INSTRUCTION:
Using the entries that follow, collect the lines where the word "आगमन" appears.

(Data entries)
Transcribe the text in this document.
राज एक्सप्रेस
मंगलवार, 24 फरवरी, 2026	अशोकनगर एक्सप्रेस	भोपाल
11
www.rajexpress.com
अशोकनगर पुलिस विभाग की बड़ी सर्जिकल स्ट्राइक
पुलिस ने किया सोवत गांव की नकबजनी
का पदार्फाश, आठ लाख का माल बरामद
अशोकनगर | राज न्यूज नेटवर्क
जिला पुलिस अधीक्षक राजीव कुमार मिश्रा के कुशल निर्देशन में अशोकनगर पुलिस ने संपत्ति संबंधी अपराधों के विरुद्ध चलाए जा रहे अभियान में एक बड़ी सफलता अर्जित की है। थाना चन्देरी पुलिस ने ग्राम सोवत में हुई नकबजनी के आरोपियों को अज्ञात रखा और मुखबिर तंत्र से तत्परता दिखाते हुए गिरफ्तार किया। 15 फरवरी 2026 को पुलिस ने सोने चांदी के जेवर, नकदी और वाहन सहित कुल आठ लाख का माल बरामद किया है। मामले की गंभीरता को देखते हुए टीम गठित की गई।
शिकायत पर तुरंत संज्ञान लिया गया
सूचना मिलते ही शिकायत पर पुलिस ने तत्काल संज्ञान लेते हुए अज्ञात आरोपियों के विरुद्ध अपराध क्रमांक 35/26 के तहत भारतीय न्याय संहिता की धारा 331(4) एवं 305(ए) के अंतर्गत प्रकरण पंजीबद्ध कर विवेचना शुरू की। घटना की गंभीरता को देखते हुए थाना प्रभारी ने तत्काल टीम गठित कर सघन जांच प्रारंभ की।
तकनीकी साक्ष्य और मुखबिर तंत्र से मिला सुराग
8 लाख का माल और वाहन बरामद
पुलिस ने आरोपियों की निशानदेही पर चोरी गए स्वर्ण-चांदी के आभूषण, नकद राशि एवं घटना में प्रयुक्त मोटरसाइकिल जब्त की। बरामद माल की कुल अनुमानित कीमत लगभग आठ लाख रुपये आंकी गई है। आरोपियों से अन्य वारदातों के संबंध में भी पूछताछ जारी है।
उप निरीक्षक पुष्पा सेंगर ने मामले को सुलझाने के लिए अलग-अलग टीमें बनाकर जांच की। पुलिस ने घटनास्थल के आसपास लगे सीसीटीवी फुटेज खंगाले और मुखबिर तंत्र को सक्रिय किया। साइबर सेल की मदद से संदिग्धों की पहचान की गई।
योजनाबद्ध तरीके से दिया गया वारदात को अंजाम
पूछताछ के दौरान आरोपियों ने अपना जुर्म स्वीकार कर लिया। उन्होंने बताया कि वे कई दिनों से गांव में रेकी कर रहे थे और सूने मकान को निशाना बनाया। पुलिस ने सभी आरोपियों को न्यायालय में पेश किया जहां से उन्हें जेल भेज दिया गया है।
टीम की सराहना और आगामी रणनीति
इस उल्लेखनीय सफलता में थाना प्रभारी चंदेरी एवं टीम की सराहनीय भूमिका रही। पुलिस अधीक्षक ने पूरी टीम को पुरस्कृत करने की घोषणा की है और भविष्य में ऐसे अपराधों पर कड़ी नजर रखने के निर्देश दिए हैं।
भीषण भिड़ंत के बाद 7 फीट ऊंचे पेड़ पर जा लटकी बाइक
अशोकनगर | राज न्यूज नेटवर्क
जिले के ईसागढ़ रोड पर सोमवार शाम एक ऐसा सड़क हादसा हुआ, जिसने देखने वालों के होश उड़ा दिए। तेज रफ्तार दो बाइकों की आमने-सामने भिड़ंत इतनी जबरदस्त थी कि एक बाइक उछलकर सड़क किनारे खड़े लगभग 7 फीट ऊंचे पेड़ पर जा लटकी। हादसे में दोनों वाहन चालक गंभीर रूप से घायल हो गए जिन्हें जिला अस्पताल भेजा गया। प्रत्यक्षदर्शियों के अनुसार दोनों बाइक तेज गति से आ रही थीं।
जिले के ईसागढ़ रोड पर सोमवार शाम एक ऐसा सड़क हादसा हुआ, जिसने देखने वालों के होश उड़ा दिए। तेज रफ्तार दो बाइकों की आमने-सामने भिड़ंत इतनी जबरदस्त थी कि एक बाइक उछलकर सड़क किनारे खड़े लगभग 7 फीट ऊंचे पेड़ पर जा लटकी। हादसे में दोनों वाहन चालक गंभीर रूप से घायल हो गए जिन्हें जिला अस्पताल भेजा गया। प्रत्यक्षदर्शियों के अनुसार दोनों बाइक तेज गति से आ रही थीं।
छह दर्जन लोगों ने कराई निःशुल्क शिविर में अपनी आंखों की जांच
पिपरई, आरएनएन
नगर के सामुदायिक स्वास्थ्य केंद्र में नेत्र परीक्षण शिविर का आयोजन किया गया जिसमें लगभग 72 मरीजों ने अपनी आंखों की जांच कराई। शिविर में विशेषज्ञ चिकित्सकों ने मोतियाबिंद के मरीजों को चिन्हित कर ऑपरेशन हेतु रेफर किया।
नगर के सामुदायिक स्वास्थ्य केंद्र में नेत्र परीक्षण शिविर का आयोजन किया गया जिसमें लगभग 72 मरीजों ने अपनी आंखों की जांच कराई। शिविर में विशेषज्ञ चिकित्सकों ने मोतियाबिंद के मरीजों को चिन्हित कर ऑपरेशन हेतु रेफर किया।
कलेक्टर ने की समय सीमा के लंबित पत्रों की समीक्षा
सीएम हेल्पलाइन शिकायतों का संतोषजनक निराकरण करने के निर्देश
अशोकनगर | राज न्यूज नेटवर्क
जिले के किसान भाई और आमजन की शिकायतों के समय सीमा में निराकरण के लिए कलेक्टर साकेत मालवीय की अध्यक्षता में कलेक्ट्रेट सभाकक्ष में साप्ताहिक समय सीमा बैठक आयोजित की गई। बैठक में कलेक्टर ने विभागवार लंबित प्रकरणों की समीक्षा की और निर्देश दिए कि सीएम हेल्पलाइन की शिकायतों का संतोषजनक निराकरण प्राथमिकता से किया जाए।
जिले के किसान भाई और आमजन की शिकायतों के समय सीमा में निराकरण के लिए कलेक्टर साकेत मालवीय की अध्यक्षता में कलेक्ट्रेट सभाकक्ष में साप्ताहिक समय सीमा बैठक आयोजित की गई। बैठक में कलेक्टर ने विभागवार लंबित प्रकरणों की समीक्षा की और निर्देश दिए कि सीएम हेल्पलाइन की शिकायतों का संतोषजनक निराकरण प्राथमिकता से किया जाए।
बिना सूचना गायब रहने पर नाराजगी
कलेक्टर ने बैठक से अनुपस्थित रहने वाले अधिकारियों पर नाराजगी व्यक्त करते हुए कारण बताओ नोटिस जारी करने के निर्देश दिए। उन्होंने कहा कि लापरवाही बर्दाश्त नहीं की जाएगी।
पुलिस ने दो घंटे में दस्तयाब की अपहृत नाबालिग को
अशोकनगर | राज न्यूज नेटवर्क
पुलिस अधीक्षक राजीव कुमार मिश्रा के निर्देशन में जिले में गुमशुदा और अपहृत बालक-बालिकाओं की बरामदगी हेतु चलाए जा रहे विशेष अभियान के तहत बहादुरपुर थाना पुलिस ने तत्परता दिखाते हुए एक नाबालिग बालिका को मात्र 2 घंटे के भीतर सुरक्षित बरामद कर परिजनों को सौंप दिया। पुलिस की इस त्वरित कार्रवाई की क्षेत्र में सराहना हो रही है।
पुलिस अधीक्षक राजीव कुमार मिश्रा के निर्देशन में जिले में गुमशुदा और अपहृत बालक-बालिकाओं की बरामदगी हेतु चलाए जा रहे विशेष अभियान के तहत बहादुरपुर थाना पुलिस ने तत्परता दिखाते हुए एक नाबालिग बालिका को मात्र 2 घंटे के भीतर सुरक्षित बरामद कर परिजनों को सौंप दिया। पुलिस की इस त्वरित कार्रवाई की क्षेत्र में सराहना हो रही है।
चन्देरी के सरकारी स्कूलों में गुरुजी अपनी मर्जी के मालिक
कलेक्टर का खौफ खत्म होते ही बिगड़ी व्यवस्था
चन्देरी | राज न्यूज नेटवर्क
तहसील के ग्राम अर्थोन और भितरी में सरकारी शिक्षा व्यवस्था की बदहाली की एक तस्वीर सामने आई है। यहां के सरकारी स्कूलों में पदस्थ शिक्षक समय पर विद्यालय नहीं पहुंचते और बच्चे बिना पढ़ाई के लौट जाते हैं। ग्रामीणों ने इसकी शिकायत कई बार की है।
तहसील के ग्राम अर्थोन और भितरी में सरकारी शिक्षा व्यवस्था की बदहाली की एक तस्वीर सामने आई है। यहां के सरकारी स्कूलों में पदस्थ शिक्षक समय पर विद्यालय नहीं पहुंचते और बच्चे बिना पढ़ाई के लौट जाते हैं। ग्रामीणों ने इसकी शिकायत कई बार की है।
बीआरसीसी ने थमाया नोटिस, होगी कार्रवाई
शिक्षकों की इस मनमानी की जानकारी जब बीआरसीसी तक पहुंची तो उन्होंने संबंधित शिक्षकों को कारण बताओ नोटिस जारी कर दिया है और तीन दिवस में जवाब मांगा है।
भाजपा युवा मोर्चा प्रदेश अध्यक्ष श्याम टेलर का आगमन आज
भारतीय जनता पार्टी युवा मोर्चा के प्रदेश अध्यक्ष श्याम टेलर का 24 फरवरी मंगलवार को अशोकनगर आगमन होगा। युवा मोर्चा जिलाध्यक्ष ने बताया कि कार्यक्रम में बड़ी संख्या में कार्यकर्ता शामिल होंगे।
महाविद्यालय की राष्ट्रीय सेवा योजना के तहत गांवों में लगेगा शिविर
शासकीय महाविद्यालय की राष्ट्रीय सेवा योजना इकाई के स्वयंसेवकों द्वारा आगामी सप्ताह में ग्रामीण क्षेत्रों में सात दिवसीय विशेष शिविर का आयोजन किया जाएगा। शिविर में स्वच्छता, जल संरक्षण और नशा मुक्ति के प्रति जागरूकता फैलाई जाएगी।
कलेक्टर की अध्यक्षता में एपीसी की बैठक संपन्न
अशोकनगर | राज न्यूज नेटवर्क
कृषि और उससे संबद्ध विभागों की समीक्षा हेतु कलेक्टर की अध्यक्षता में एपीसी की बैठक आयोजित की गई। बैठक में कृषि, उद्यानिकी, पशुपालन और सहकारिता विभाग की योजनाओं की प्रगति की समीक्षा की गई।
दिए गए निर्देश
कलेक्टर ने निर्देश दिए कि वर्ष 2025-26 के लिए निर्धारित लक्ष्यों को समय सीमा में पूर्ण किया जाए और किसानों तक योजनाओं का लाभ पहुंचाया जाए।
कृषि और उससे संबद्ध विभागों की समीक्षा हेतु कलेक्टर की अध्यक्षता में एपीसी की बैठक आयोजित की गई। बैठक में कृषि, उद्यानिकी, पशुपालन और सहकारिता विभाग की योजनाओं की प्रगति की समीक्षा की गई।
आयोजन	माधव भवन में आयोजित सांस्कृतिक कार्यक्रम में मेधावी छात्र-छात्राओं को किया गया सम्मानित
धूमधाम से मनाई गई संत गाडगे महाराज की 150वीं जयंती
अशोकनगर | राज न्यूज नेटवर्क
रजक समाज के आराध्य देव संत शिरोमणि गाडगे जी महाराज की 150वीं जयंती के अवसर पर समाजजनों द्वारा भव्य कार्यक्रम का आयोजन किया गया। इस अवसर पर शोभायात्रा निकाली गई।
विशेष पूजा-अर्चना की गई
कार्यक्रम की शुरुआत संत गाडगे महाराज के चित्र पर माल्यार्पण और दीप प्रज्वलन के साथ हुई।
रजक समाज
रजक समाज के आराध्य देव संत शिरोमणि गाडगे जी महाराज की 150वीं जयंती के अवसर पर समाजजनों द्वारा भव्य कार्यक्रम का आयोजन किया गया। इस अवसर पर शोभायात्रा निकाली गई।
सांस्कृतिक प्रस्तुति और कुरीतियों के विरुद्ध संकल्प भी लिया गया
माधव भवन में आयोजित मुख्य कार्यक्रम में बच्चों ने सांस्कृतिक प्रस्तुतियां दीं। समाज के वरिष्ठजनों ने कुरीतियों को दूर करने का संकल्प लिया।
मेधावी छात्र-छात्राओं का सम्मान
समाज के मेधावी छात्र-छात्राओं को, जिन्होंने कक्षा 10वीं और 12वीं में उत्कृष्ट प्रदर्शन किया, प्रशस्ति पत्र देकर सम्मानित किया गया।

RESULT:
भाजपा युवा मोर्चा प्रदेश अध्यक्ष श्याम टेलर का आगमन आज
भारतीय जनता पार्टी युवा मोर्चा के प्रदेश अध्यक्ष श्याम टेलर का 24 फरवरी मंगलवार को अशोकनगर आगमन होगा। युवा मोर्चा जिलाध्यक्ष ने बताया कि कार्यक्रम में बड़ी संख्या में कार्यकर्ता शामिल होंगे।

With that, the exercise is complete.